**PROVIDED DATA**
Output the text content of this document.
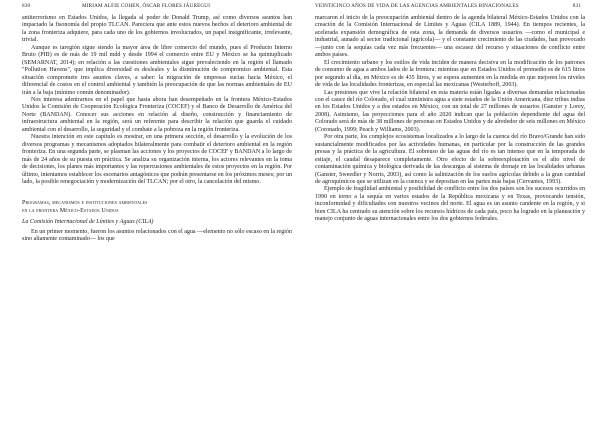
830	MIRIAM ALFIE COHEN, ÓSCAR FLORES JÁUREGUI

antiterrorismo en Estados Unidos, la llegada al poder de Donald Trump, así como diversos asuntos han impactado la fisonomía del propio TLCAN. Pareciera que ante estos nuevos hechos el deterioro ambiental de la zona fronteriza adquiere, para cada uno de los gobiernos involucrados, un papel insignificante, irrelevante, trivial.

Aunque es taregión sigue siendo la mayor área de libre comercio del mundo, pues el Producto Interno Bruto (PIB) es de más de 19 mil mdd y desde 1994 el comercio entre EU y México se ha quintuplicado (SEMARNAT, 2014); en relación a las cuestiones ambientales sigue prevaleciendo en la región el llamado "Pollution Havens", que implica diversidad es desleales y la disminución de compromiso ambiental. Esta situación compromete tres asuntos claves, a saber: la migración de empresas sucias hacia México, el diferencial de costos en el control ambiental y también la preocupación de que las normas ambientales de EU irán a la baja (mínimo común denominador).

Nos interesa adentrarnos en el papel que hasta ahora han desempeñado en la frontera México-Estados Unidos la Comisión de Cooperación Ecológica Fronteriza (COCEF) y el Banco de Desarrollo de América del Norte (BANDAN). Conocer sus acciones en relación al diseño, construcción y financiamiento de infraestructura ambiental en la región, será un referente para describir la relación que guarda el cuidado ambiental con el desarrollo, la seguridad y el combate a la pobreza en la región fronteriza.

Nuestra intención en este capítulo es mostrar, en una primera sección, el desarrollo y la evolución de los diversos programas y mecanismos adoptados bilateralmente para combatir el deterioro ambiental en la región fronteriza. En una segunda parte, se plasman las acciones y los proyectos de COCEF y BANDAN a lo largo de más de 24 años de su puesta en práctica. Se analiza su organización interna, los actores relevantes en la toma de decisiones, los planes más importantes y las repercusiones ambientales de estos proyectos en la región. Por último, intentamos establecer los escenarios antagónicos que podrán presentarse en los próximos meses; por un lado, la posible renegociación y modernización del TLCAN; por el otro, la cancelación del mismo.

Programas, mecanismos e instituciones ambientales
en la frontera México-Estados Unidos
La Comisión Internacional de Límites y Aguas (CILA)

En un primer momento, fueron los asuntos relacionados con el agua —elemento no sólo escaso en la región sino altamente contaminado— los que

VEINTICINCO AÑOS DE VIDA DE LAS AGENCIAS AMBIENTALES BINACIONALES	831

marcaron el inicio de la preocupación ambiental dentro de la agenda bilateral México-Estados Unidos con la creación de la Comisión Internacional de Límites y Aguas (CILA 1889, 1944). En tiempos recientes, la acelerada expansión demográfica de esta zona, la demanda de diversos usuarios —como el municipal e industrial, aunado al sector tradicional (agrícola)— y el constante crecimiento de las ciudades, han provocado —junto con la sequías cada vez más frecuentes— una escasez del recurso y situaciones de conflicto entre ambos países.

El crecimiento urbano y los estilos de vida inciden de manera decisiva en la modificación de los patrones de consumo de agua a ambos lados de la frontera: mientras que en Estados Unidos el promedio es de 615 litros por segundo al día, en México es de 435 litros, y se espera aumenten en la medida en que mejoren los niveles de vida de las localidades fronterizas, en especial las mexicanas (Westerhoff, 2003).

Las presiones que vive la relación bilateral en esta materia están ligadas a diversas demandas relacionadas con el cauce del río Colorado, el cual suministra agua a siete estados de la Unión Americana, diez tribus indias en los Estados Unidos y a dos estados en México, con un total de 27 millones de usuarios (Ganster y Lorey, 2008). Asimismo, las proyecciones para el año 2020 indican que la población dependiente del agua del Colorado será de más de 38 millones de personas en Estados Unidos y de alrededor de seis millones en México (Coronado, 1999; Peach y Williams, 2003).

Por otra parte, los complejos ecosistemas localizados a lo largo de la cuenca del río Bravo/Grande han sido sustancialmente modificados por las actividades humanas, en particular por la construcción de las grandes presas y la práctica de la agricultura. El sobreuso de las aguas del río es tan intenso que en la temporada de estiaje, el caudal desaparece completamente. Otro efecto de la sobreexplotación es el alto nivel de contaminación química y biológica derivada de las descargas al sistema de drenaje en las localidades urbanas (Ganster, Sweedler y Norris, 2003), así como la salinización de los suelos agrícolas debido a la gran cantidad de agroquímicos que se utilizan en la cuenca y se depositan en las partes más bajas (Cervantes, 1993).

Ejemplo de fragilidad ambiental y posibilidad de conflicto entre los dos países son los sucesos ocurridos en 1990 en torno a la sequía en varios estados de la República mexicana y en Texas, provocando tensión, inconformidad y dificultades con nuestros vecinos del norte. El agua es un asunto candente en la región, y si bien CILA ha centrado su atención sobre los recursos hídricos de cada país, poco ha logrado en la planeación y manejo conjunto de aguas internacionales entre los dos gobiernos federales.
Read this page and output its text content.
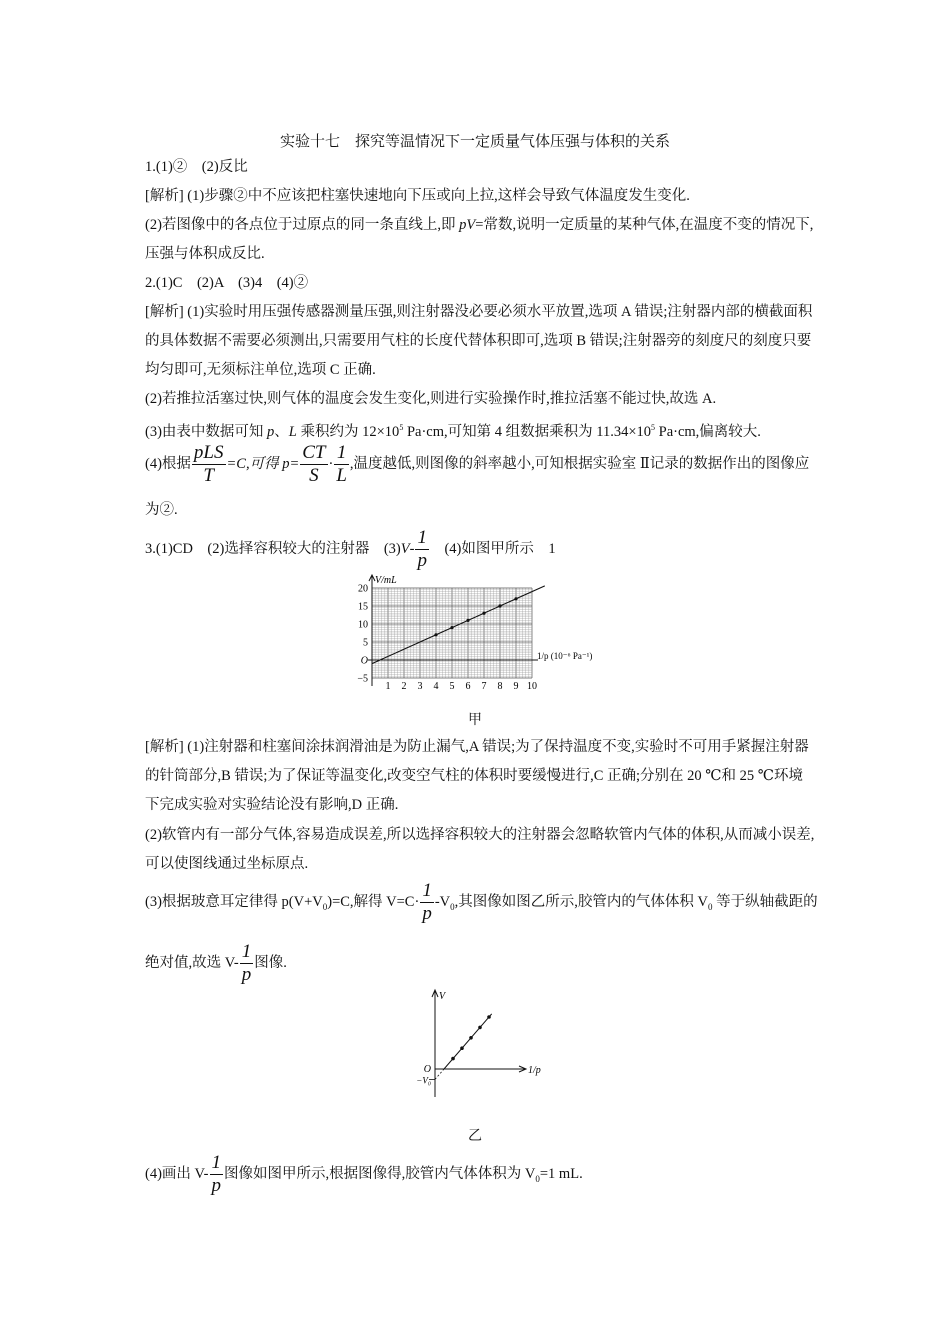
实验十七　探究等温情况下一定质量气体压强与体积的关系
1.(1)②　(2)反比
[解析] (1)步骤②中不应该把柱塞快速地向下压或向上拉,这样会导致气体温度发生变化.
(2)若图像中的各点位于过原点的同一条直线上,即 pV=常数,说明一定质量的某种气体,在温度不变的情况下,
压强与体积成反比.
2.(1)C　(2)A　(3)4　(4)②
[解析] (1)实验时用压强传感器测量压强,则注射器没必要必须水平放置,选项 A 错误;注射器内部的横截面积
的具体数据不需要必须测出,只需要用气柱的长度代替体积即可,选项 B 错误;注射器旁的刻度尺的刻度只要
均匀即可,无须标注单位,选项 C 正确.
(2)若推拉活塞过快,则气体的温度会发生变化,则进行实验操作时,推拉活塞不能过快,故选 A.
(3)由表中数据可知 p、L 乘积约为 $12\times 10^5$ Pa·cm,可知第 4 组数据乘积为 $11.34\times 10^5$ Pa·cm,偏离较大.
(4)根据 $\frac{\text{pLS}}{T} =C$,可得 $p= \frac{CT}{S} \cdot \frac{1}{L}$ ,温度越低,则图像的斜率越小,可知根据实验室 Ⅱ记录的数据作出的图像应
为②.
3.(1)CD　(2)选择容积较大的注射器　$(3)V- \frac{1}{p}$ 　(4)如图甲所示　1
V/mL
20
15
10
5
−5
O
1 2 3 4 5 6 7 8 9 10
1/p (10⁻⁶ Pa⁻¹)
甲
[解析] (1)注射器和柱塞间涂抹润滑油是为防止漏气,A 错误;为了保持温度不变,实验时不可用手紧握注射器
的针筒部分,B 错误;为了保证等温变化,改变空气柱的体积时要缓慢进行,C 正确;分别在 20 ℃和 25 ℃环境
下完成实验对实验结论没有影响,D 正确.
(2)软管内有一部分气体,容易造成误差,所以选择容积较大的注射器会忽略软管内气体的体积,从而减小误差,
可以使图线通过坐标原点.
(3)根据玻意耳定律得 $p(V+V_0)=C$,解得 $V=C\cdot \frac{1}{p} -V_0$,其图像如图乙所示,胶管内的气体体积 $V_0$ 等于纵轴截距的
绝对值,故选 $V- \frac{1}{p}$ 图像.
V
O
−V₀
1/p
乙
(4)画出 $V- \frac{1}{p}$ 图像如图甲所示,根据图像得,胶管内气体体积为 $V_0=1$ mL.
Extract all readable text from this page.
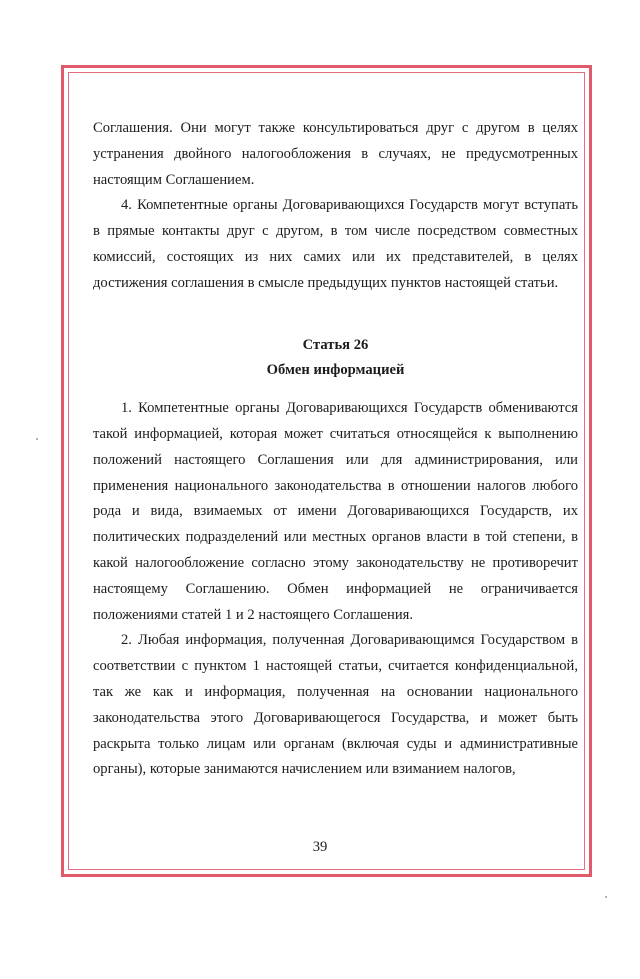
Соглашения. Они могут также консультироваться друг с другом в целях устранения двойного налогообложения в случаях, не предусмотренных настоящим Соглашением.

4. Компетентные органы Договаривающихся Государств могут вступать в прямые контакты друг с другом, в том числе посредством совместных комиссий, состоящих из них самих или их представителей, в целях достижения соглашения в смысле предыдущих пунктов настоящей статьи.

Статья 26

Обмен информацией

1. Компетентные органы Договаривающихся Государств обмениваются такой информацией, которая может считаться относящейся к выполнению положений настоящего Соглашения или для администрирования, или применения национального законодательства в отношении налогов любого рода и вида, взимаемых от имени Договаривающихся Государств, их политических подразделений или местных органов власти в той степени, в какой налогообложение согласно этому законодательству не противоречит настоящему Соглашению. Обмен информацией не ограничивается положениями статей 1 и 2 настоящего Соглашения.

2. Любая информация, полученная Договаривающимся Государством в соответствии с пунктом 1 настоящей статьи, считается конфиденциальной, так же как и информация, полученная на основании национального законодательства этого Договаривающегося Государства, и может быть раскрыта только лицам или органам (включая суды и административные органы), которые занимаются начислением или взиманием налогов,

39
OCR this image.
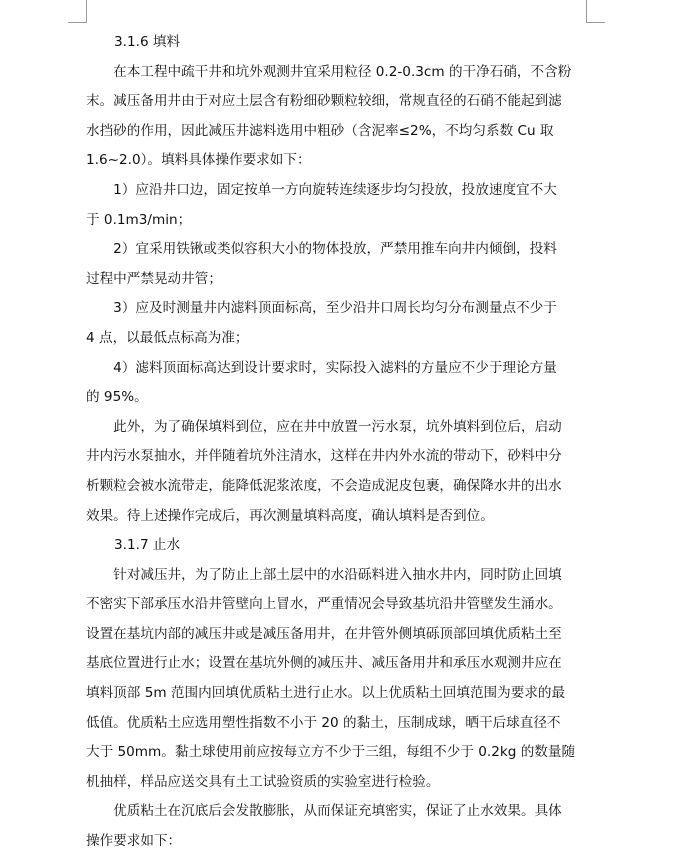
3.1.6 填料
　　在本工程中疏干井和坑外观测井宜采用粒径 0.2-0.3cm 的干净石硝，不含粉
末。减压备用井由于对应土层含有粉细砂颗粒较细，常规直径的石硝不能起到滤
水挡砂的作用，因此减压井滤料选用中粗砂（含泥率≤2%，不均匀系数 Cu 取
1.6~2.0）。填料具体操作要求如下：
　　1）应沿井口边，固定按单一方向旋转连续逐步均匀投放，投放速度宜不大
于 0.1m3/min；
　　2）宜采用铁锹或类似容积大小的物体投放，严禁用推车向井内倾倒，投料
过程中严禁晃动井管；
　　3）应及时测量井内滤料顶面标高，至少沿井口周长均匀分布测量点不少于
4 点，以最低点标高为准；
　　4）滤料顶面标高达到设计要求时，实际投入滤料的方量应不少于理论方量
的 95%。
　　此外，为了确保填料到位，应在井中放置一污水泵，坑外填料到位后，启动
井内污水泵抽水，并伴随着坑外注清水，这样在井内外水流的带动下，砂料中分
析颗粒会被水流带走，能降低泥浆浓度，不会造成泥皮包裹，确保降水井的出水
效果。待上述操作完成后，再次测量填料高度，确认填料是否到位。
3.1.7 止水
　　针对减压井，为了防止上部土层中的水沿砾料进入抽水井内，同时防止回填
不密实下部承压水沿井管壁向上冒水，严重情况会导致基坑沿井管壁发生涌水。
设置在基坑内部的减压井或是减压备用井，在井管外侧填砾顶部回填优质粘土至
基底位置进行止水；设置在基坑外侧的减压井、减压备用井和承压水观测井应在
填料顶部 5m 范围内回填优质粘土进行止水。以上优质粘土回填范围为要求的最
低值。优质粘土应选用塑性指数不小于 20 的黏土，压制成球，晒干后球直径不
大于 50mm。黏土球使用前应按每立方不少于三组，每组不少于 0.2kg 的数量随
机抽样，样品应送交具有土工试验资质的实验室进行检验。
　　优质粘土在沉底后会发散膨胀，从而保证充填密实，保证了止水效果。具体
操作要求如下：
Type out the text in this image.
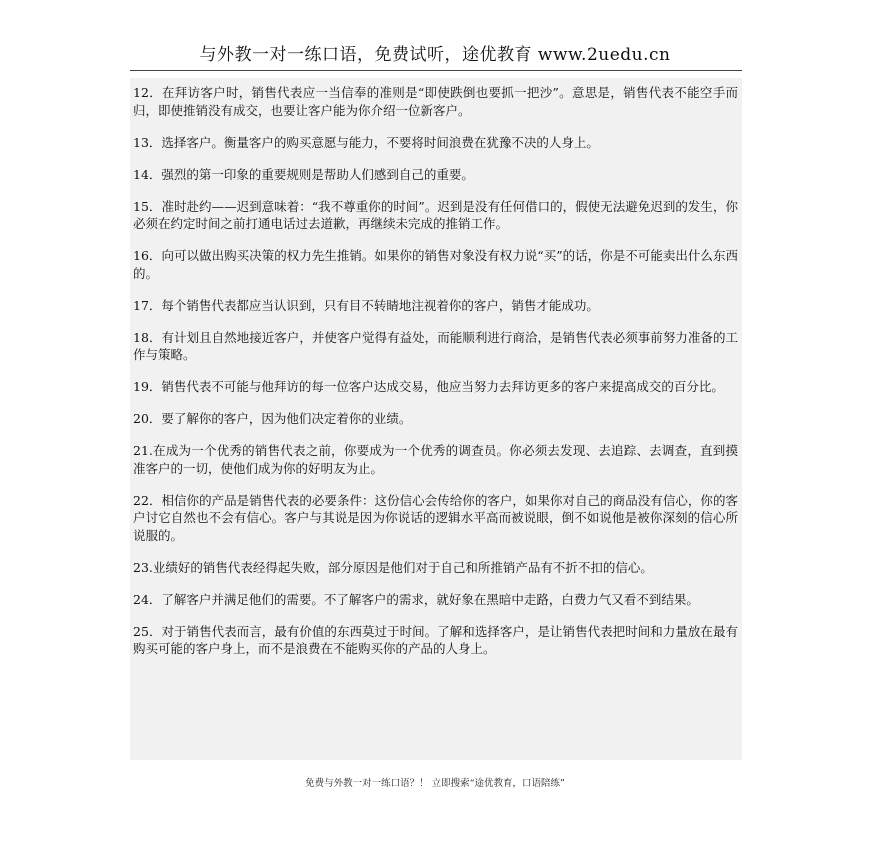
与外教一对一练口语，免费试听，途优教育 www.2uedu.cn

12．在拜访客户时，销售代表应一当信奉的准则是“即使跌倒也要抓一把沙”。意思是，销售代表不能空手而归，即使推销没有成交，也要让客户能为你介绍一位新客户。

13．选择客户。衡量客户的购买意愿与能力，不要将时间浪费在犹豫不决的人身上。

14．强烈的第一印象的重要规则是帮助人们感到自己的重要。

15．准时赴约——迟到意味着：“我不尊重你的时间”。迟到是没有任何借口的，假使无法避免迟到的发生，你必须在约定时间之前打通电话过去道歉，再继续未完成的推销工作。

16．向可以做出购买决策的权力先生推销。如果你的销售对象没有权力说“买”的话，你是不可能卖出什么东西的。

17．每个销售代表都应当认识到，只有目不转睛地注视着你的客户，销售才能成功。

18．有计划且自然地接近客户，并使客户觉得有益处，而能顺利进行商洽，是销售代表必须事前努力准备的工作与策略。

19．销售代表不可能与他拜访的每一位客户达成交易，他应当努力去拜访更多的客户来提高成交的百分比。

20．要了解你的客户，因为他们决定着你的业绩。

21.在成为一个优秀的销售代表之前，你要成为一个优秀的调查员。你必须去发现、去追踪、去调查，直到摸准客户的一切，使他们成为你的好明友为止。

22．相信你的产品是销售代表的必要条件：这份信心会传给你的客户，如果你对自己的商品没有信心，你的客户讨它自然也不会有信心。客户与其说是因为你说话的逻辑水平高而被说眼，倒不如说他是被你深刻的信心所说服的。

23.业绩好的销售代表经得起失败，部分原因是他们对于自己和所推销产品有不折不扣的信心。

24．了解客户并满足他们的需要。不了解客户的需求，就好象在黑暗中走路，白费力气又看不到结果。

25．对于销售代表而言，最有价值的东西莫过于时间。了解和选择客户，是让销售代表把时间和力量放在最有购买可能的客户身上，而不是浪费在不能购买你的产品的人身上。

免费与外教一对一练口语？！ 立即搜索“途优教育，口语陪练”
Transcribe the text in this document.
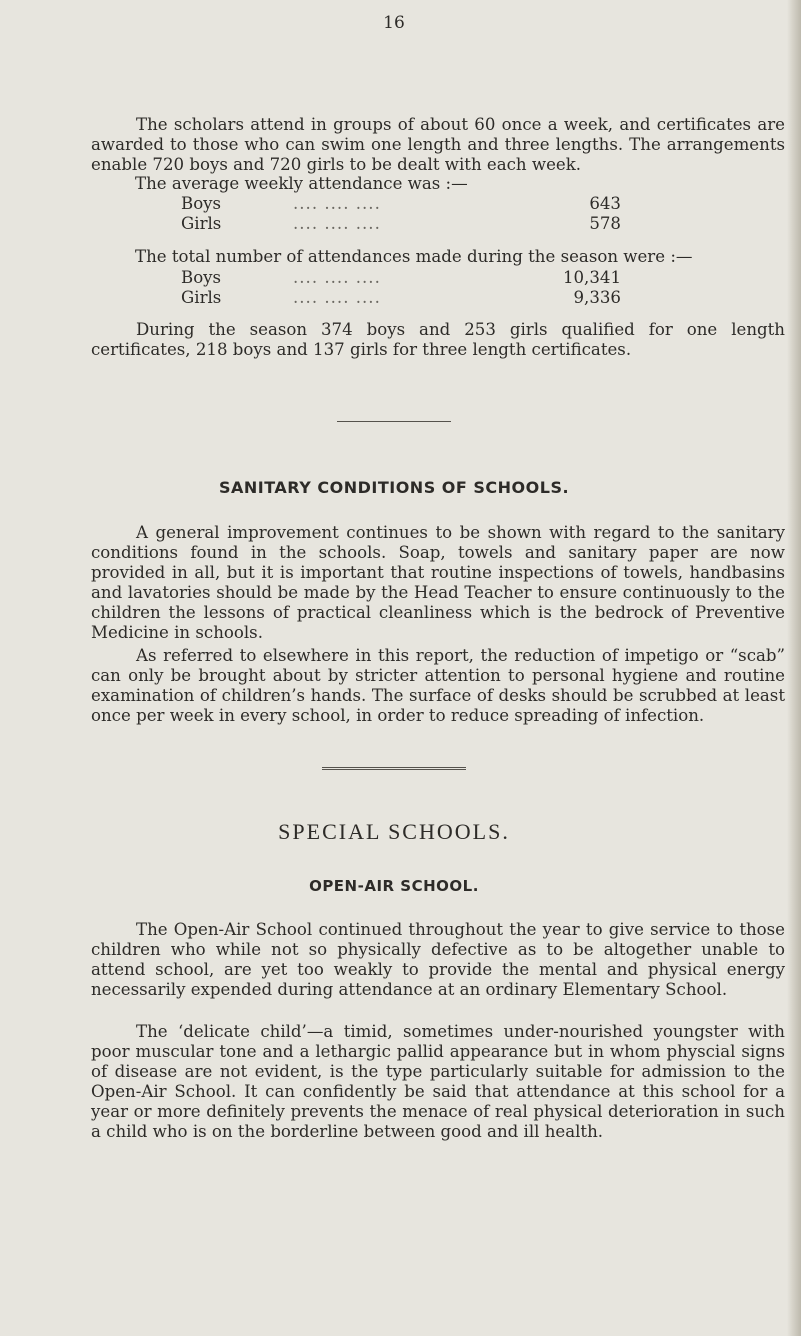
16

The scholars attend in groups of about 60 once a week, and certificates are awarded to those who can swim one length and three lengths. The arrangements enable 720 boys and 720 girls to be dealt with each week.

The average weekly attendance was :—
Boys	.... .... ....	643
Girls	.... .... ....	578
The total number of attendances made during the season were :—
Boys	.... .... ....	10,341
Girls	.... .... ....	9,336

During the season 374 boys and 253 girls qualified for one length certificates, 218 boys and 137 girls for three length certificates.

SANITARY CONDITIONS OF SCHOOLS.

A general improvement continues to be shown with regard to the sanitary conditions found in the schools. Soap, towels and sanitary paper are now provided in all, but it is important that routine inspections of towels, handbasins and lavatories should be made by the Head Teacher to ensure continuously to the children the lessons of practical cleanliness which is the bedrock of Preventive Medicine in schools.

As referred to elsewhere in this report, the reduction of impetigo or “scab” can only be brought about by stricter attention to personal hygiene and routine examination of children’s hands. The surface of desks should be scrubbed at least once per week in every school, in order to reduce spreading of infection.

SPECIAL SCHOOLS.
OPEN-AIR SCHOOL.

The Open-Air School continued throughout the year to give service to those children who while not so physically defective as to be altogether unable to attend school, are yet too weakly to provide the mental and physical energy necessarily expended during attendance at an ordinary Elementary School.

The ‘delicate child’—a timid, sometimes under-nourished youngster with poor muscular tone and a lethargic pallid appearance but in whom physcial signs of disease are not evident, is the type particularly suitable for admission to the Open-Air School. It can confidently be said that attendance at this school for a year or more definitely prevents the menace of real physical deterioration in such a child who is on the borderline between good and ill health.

**WHAT YOU WILL DO**
Scan the data for the word "статьи" and copy every line where it shows up.

**FINAL RESULT**
4. Компетентные органы Договаривающихся Государств могут вступать в прямые контакты друг с другом, в том числе посредством совместных комиссий, состоящих из них самих или их представителей, в целях достижения соглашения в смысле предыдущих пунктов настоящей статьи.
2. Любая информация, полученная Договаривающимся Государством в соответствии с пунктом 1 настоящей статьи, считается конфиденциальной, так же как и информация, полученная на основании национального законодательства этого Договаривающегося Государства, и может быть раскрыта только лицам или органам (включая суды и административные органы), которые занимаются начислением или взиманием налогов,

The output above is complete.